**Aim of the exercise**
Give the number of lines below that contain the word "Date", and nothing else.

**Data to use**
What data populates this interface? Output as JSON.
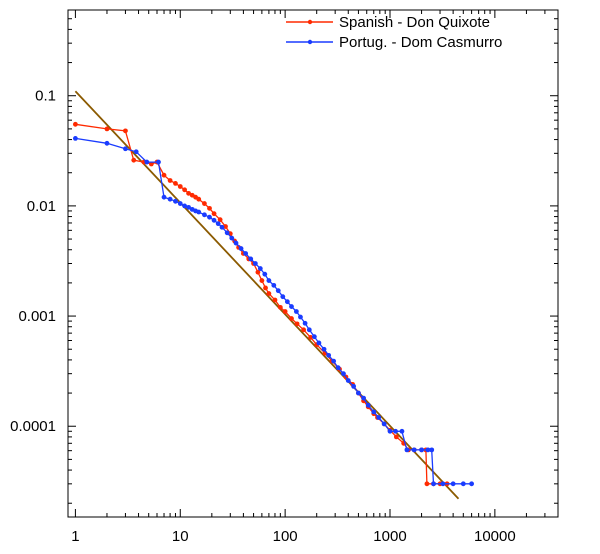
{
  "chart_data": {
    "type": "line",
    "title": "",
    "xlabel": "",
    "ylabel": "",
    "x_scale": "log",
    "y_scale": "log",
    "xlim": [
      0.85,
      40000
    ],
    "ylim": [
      1.5e-05,
      0.6
    ],
    "x_ticks": [
      1,
      10,
      100,
      1000,
      10000
    ],
    "x_tick_labels": [
      "1",
      "10",
      "100",
      "1000",
      "10000"
    ],
    "y_ticks": [
      0.0001,
      0.001,
      0.01,
      0.1
    ],
    "y_tick_labels": [
      "0.0001",
      "0.001",
      "0.01",
      "0.1"
    ],
    "grid": false,
    "legend_position": "top-right",
    "series": [
      {
        "name": "Spanish - Don Quixote",
        "color": "#ff2a00",
        "points": [
          [
            1,
            0.055
          ],
          [
            2,
            0.05
          ],
          [
            3,
            0.048
          ],
          [
            3.6,
            0.026
          ],
          [
            4.5,
            0.025
          ],
          [
            5.3,
            0.024
          ],
          [
            6,
            0.025
          ],
          [
            7,
            0.019
          ],
          [
            8,
            0.017
          ],
          [
            9,
            0.016
          ],
          [
            10,
            0.015
          ],
          [
            11,
            0.014
          ],
          [
            12,
            0.013
          ],
          [
            13,
            0.0125
          ],
          [
            14,
            0.012
          ],
          [
            15,
            0.0115
          ],
          [
            17,
            0.0105
          ],
          [
            19,
            0.0095
          ],
          [
            21,
            0.0085
          ],
          [
            24,
            0.0075
          ],
          [
            27,
            0.0065
          ],
          [
            30,
            0.0056
          ],
          [
            33,
            0.0048
          ],
          [
            36,
            0.0042
          ],
          [
            40,
            0.0037
          ],
          [
            45,
            0.0033
          ],
          [
            50,
            0.003
          ],
          [
            55,
            0.0025
          ],
          [
            60,
            0.0021
          ],
          [
            65,
            0.0018
          ],
          [
            70,
            0.0016
          ],
          [
            80,
            0.0014
          ],
          [
            90,
            0.0012
          ],
          [
            100,
            0.0011
          ],
          [
            115,
            0.00095
          ],
          [
            130,
            0.00085
          ],
          [
            150,
            0.00075
          ],
          [
            175,
            0.00064
          ],
          [
            200,
            0.00055
          ],
          [
            240,
            0.00046
          ],
          [
            280,
            0.00039
          ],
          [
            330,
            0.00033
          ],
          [
            380,
            0.00028
          ],
          [
            440,
            0.00024
          ],
          [
            500,
            0.0002
          ],
          [
            560,
            0.00017
          ],
          [
            620,
            0.00015
          ],
          [
            700,
            0.00013
          ],
          [
            760,
            0.00012
          ],
          [
            880,
            0.000105
          ],
          [
            1000,
            9.2e-05
          ],
          [
            1150,
            8e-05
          ],
          [
            1350,
            7e-05
          ],
          [
            1500,
            6.1e-05
          ],
          [
            1700,
            6.1e-05
          ],
          [
            2000,
            6.1e-05
          ],
          [
            2200,
            6.1e-05
          ],
          [
            2250,
            3e-05
          ],
          [
            2600,
            3e-05
          ],
          [
            3000,
            3e-05
          ],
          [
            3500,
            3e-05
          ]
        ]
      },
      {
        "name": "Portug. - Dom Casmurro",
        "color": "#1a3cff",
        "points": [
          [
            1,
            0.041
          ],
          [
            2,
            0.037
          ],
          [
            3,
            0.033
          ],
          [
            3.8,
            0.031
          ],
          [
            4.8,
            0.025
          ],
          [
            6.2,
            0.025
          ],
          [
            7,
            0.012
          ],
          [
            8,
            0.0115
          ],
          [
            9,
            0.011
          ],
          [
            10,
            0.0105
          ],
          [
            11,
            0.01
          ],
          [
            12,
            0.0097
          ],
          [
            13,
            0.0093
          ],
          [
            14,
            0.009
          ],
          [
            15,
            0.0088
          ],
          [
            17,
            0.0083
          ],
          [
            19,
            0.0079
          ],
          [
            21,
            0.0074
          ],
          [
            23,
            0.0069
          ],
          [
            25,
            0.0064
          ],
          [
            28,
            0.0057
          ],
          [
            31,
            0.0051
          ],
          [
            34,
            0.0046
          ],
          [
            38,
            0.0041
          ],
          [
            42,
            0.0037
          ],
          [
            47,
            0.0033
          ],
          [
            52,
            0.003
          ],
          [
            58,
            0.0027
          ],
          [
            64,
            0.0024
          ],
          [
            70,
            0.0021
          ],
          [
            78,
            0.0019
          ],
          [
            86,
            0.0017
          ],
          [
            95,
            0.0015
          ],
          [
            105,
            0.00135
          ],
          [
            115,
            0.00122
          ],
          [
            128,
            0.0011
          ],
          [
            140,
            0.00098
          ],
          [
            155,
            0.00086
          ],
          [
            170,
            0.00075
          ],
          [
            190,
            0.00065
          ],
          [
            210,
            0.00057
          ],
          [
            235,
            0.0005
          ],
          [
            260,
            0.00044
          ],
          [
            290,
            0.00039
          ],
          [
            320,
            0.00034
          ],
          [
            360,
            0.0003
          ],
          [
            400,
            0.00026
          ],
          [
            450,
            0.00023
          ],
          [
            500,
            0.0002
          ],
          [
            560,
            0.00018
          ],
          [
            620,
            0.000155
          ],
          [
            700,
            0.000135
          ],
          [
            780,
            0.00012
          ],
          [
            880,
            0.000105
          ],
          [
            1000,
            9e-05
          ],
          [
            1130,
            9e-05
          ],
          [
            1300,
            9e-05
          ],
          [
            1450,
            6.1e-05
          ],
          [
            1700,
            6.1e-05
          ],
          [
            2000,
            6.1e-05
          ],
          [
            2300,
            6.1e-05
          ],
          [
            2500,
            6.1e-05
          ],
          [
            2600,
            3e-05
          ],
          [
            3200,
            3e-05
          ],
          [
            4000,
            3e-05
          ],
          [
            5000,
            3e-05
          ],
          [
            6000,
            3e-05
          ]
        ]
      },
      {
        "name": "",
        "color": "#8b5a00",
        "markers": false,
        "points": [
          [
            1,
            0.11
          ],
          [
            4500,
            2.2e-05
          ]
        ]
      }
    ]
  }
}
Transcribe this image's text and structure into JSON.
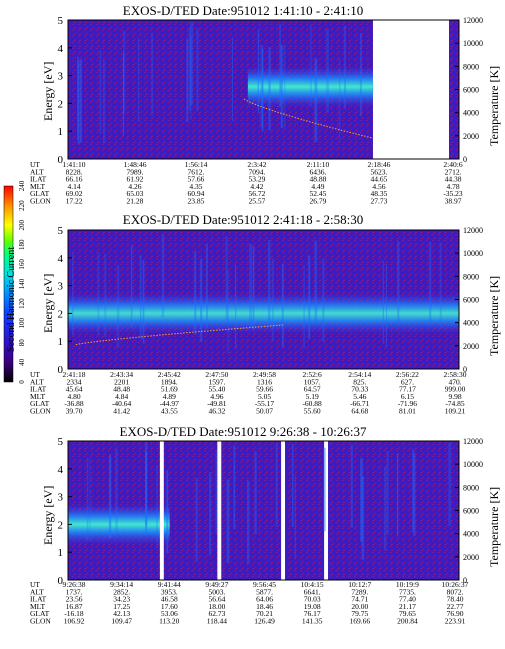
{
  "chart_data": [
    {
      "type": "heatmap",
      "title": "EXOS-D/TED   Date:951012   1:41:10 - 2:41:10",
      "ylabel": "Energy [eV]",
      "right_label": "Temperature [K]",
      "ylim": [
        0,
        5
      ],
      "yticks": [
        "0",
        "1",
        "2",
        "3",
        "4",
        "5"
      ],
      "temp_ticks": [
        "0",
        "2000",
        "4000",
        "6000",
        "8000",
        "10000",
        "12000"
      ],
      "temp_lim": [
        0,
        12000
      ],
      "data_end_fraction": 0.78,
      "band": {
        "start": 0.46,
        "end": 0.78,
        "center_ev": 2.6,
        "peak": 0.9
      },
      "temperature_trace_k": {
        "start": 0.45,
        "end": 0.78,
        "from": 5200,
        "to": 1800
      },
      "table": {
        "row_labels": [
          "UT",
          "ALT",
          "ILAT",
          "MLT",
          "GLAT",
          "GLON"
        ],
        "columns": [
          [
            "1:41:10",
            "8228.",
            "66.16",
            "4.14",
            "69.02",
            "17.22"
          ],
          [
            "1:48:46",
            "7989.",
            "61.92",
            "4.26",
            "65.03",
            "21.28"
          ],
          [
            "1:56:14",
            "7612.",
            "57.66",
            "4.35",
            "60.94",
            "23.85"
          ],
          [
            "2:3:42",
            "7094.",
            "53.29",
            "4.42",
            "56.72",
            "25.57"
          ],
          [
            "2:11:10",
            "6436.",
            "48.88",
            "4.49",
            "52.45",
            "26.79"
          ],
          [
            "2:18:46",
            "5623.",
            "44.65",
            "4.56",
            "48.35",
            "27.73"
          ],
          [
            "2:40:6",
            "2712.",
            "44.38",
            "4.78",
            "-35.23",
            "38.97"
          ]
        ]
      }
    },
    {
      "type": "heatmap",
      "title": "EXOS-D/TED   Date:951012   2:41:18 - 2:58:30",
      "ylabel": "Energy [eV]",
      "right_label": "Temperature [K]",
      "ylim": [
        0,
        5
      ],
      "yticks": [
        "0",
        "1",
        "2",
        "3",
        "4",
        "5"
      ],
      "temp_ticks": [
        "0",
        "2000",
        "4000",
        "6000",
        "8000",
        "10000",
        "12000"
      ],
      "temp_lim": [
        0,
        12000
      ],
      "band": {
        "start": 0.0,
        "end": 1.0,
        "center_ev": 2.0,
        "peak": 0.85
      },
      "temperature_trace_k": {
        "start": 0.02,
        "end": 0.55,
        "from": 2100,
        "to": 3800
      },
      "table": {
        "row_labels": [
          "UT",
          "ALT",
          "ILAT",
          "MLT",
          "GLAT",
          "GLON"
        ],
        "columns": [
          [
            "2:41:18",
            "2334",
            "45.64",
            "4.80",
            "-36.88",
            "39.70"
          ],
          [
            "2:43:34",
            "2201",
            "48.48",
            "4.84",
            "-40.64",
            "41.42"
          ],
          [
            "2:45:42",
            "1894.",
            "51.69",
            "4.89",
            "-44.97",
            "43.55"
          ],
          [
            "2:47:50",
            "1597.",
            "55.40",
            "4.96",
            "-49.81",
            "46.32"
          ],
          [
            "2:49:58",
            "1316",
            "59.66",
            "5.05",
            "-55.17",
            "50.07"
          ],
          [
            "2:52:6",
            "1057.",
            "64.57",
            "5.19",
            "-60.88",
            "55.60"
          ],
          [
            "2:54:14",
            "825.",
            "70.33",
            "5.46",
            "-66.71",
            "64.68"
          ],
          [
            "2:56:22",
            "627.",
            "77.17",
            "6.15",
            "-71.96",
            "81.01"
          ],
          [
            "2:58:30",
            "470.",
            "999.00",
            "9.98",
            "-74.85",
            "109.21"
          ]
        ]
      }
    },
    {
      "type": "heatmap",
      "title": "EXOS-D/TED   Date:951012   9:26:38 - 10:26:37",
      "ylabel": "Energy [eV]",
      "right_label": "Temperature [K]",
      "ylim": [
        0,
        5
      ],
      "yticks": [
        "0",
        "1",
        "2",
        "3",
        "4",
        "5"
      ],
      "temp_ticks": [
        "0",
        "2000",
        "4000",
        "6000",
        "8000",
        "10000",
        "12000"
      ],
      "temp_lim": [
        0,
        12000
      ],
      "gaps": [
        [
          0.235,
          0.245
        ],
        [
          0.382,
          0.392
        ],
        [
          0.545,
          0.555
        ],
        [
          0.655,
          0.665
        ]
      ],
      "band": {
        "start": 0.0,
        "end": 0.26,
        "center_ev": 2.0,
        "peak": 0.9
      },
      "table": {
        "row_labels": [
          "UT",
          "ALT",
          "ILAT",
          "MLT",
          "GLAT",
          "GLON"
        ],
        "columns": [
          [
            "9:26:38",
            "1737.",
            "23.56",
            "16.87",
            "-16.18",
            "106.92"
          ],
          [
            "9:34:14",
            "2852.",
            "34.23",
            "17.25",
            "42.13",
            "109.47"
          ],
          [
            "9:41:44",
            "3953.",
            "46.58",
            "17.60",
            "53.06",
            "113.20"
          ],
          [
            "9:49:27",
            "5003.",
            "56.64",
            "18.00",
            "62.73",
            "118.44"
          ],
          [
            "9:56:45",
            "5877.",
            "64.06",
            "18.46",
            "70.21",
            "126.49"
          ],
          [
            "10:4:15",
            "6641.",
            "70.03",
            "19.08",
            "76.17",
            "141.35"
          ],
          [
            "10:12:7",
            "7289.",
            "74.71",
            "20.00",
            "79.75",
            "169.66"
          ],
          [
            "10:19:9",
            "7735.",
            "77.40",
            "21.17",
            "79.65",
            "200.84"
          ],
          [
            "10:26:37",
            "8072.",
            "78.40",
            "22.77",
            "76.90",
            "223.91"
          ]
        ]
      }
    }
  ],
  "colorbar": {
    "label": "Second Harmonic Current",
    "ticks": [
      "0",
      "40",
      "80",
      "100",
      "120",
      "140",
      "160",
      "180",
      "200",
      "220",
      "240"
    ],
    "colors": [
      "#000000",
      "#3a007a",
      "#3010c8",
      "#1040ff",
      "#0090ff",
      "#00e0e0",
      "#00ff80",
      "#60ff00",
      "#ffff00",
      "#ff9000",
      "#ff0000"
    ]
  }
}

**Answer to this problem**
3